[Aim of the exercise] All of the records below need to be copied exactly.

[Exercise inputs]
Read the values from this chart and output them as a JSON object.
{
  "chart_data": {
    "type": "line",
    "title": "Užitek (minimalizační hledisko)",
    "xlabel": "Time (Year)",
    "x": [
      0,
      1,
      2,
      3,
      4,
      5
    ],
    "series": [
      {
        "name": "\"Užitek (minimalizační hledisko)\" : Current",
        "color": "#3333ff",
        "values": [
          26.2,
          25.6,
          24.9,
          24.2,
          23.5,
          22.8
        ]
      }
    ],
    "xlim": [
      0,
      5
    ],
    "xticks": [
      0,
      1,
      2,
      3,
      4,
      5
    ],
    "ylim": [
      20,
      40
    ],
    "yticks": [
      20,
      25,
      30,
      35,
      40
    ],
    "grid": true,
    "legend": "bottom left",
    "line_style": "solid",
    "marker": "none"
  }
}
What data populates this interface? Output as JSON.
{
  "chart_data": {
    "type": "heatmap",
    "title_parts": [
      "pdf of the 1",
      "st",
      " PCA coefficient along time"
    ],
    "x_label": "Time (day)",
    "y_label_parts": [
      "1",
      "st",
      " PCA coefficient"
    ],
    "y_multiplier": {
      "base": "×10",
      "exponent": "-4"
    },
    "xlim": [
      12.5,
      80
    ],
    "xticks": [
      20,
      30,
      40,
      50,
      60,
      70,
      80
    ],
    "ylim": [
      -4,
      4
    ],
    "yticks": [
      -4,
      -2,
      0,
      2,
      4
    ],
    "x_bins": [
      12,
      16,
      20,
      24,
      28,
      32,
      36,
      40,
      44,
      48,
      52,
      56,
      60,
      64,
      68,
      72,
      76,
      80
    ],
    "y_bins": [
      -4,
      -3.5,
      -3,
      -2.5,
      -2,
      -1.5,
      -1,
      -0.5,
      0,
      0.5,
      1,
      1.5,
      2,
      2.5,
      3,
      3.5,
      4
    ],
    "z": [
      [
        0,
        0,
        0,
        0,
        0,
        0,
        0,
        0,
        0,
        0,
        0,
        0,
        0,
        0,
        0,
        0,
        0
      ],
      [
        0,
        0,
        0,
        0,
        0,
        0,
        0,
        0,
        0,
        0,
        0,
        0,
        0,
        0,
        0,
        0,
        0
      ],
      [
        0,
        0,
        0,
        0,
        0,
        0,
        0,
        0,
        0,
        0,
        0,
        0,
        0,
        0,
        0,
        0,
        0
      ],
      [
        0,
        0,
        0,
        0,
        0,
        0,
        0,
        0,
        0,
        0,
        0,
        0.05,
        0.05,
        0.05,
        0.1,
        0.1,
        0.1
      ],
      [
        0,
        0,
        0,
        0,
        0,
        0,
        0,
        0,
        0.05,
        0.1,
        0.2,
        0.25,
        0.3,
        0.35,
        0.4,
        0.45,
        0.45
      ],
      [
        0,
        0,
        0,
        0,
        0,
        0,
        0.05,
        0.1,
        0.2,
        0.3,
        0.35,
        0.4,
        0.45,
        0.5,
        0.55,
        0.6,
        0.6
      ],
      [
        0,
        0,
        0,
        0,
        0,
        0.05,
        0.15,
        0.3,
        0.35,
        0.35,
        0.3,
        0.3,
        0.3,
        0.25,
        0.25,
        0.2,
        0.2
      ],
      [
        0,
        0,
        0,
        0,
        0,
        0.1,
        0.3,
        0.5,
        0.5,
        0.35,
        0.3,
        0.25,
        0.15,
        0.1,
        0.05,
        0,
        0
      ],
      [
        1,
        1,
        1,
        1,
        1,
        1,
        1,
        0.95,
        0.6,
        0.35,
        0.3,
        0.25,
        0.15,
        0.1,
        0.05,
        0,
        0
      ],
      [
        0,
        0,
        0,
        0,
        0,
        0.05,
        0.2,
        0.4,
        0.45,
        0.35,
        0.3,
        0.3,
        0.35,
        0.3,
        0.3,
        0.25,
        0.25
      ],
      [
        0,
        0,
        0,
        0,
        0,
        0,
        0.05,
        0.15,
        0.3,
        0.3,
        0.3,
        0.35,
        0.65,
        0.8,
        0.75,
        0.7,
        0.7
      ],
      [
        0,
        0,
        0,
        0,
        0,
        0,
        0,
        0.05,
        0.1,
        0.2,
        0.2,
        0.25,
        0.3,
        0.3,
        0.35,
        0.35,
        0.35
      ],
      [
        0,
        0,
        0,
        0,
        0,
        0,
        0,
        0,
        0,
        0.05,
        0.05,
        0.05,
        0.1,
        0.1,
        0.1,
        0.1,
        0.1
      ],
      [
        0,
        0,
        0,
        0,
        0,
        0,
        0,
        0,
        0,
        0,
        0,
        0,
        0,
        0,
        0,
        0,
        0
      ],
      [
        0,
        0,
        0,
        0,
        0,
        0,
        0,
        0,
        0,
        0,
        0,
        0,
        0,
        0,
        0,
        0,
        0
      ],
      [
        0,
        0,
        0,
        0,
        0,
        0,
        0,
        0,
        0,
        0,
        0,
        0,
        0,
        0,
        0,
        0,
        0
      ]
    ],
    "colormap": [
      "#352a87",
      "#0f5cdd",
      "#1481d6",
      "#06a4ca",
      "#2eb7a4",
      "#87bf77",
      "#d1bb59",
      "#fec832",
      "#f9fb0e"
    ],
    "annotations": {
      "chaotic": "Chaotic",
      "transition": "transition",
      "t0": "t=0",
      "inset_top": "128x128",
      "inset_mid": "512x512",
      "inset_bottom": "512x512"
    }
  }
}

[Solution]
Read the values from this chart and output them as a JSON object.
{
  "chart_data": {
    "type": "line",
    "title": "Užitek (minimalizační hledisko)",
    "xlabel": "Time (Year)",
    "x": [
      0,
      1,
      2,
      3,
      4,
      5
    ],
    "series": [
      {
        "name": "\"Užitek (minimalizační hledisko)\" : Current",
        "color": "#3333ff",
        "values": [
          26.2,
          25.6,
          24.9,
          24.2,
          23.5,
          22.8
        ]
      }
    ],
    "xlim": [
      0,
      5
    ],
    "xticks": [
      0,
      1,
      2,
      3,
      4,
      5
    ],
    "ylim": [
      20,
      40
    ],
    "yticks": [
      20,
      25,
      30,
      35,
      40
    ],
    "grid": true,
    "legend": "bottom left",
    "line_style": "solid",
    "marker": "none"
  }
}
What data populates this interface? Output as JSON.
{
  "chart_data": {
    "type": "heatmap",
    "title_parts": [
      "pdf of the 1",
      "st",
      " PCA coefficient along time"
    ],
    "x_label": "Time (day)",
    "y_label_parts": [
      "1",
      "st",
      " PCA coefficient"
    ],
    "y_multiplier": {
      "base": "×10",
      "exponent": "-4"
    },
    "xlim": [
      12.5,
      80
    ],
    "xticks": [
      20,
      30,
      40,
      50,
      60,
      70,
      80
    ],
    "ylim": [
      -4,
      4
    ],
    "yticks": [
      -4,
      -2,
      0,
      2,
      4
    ],
    "x_bins": [
      12,
      16,
      20,
      24,
      28,
      32,
      36,
      40,
      44,
      48,
      52,
      56,
      60,
      64,
      68,
      72,
      76,
      80
    ],
    "y_bins": [
      -4,
      -3.5,
      -3,
      -2.5,
      -2,
      -1.5,
      -1,
      -0.5,
      0,
      0.5,
      1,
      1.5,
      2,
      2.5,
      3,
      3.5,
      4
    ],
    "z": [
      [
        0,
        0,
        0,
        0,
        0,
        0,
        0,
        0,
        0,
        0,
        0,
        0,
        0,
        0,
        0,
        0,
        0
      ],
      [
        0,
        0,
        0,
        0,
        0,
        0,
        0,
        0,
        0,
        0,
        0,
        0,
        0,
        0,
        0,
        0,
        0
      ],
      [
        0,
        0,
        0,
        0,
        0,
        0,
        0,
        0,
        0,
        0,
        0,
        0,
        0,
        0,
        0,
        0,
        0
      ],
      [
        0,
        0,
        0,
        0,
        0,
        0,
        0,
        0,
        0,
        0,
        0,
        0.05,
        0.05,
        0.05,
        0.1,
        0.1,
        0.1
      ],
      [
        0,
        0,
        0,
        0,
        0,
        0,
        0,
        0,
        0.05,
        0.1,
        0.2,
        0.25,
        0.3,
        0.35,
        0.4,
        0.45,
        0.45
      ],
      [
        0,
        0,
        0,
        0,
        0,
        0,
        0.05,
        0.1,
        0.2,
        0.3,
        0.35,
        0.4,
        0.45,
        0.5,
        0.55,
        0.6,
        0.6
      ],
      [
        0,
        0,
        0,
        0,
        0,
        0.05,
        0.15,
        0.3,
        0.35,
        0.35,
        0.3,
        0.3,
        0.3,
        0.25,
        0.25,
        0.2,
        0.2
      ],
      [
        0,
        0,
        0,
        0,
        0,
        0.1,
        0.3,
        0.5,
        0.5,
        0.35,
        0.3,
        0.25,
        0.15,
        0.1,
        0.05,
        0,
        0
      ],
      [
        1,
        1,
        1,
        1,
        1,
        1,
        1,
        0.95,
        0.6,
        0.35,
        0.3,
        0.25,
        0.15,
        0.1,
        0.05,
        0,
        0
      ],
      [
        0,
        0,
        0,
        0,
        0,
        0.05,
        0.2,
        0.4,
        0.45,
        0.35,
        0.3,
        0.3,
        0.35,
        0.3,
        0.3,
        0.25,
        0.25
      ],
      [
        0,
        0,
        0,
        0,
        0,
        0,
        0.05,
        0.15,
        0.3,
        0.3,
        0.3,
        0.35,
        0.65,
        0.8,
        0.75,
        0.7,
        0.7
      ],
      [
        0,
        0,
        0,
        0,
        0,
        0,
        0,
        0.05,
        0.1,
        0.2,
        0.2,
        0.25,
        0.3,
        0.3,
        0.35,
        0.35,
        0.35
      ],
      [
        0,
        0,
        0,
        0,
        0,
        0,
        0,
        0,
        0,
        0.05,
        0.05,
        0.05,
        0.1,
        0.1,
        0.1,
        0.1,
        0.1
      ],
      [
        0,
        0,
        0,
        0,
        0,
        0,
        0,
        0,
        0,
        0,
        0,
        0,
        0,
        0,
        0,
        0,
        0
      ],
      [
        0,
        0,
        0,
        0,
        0,
        0,
        0,
        0,
        0,
        0,
        0,
        0,
        0,
        0,
        0,
        0,
        0
      ],
      [
        0,
        0,
        0,
        0,
        0,
        0,
        0,
        0,
        0,
        0,
        0,
        0,
        0,
        0,
        0,
        0,
        0
      ]
    ],
    "colormap": [
      "#352a87",
      "#0f5cdd",
      "#1481d6",
      "#06a4ca",
      "#2eb7a4",
      "#87bf77",
      "#d1bb59",
      "#fec832",
      "#f9fb0e"
    ],
    "annotations": {
      "chaotic": "Chaotic",
      "transition": "transition",
      "t0": "t=0",
      "inset_top": "128x128",
      "inset_mid": "512x512",
      "inset_bottom": "512x512"
    }
  }
}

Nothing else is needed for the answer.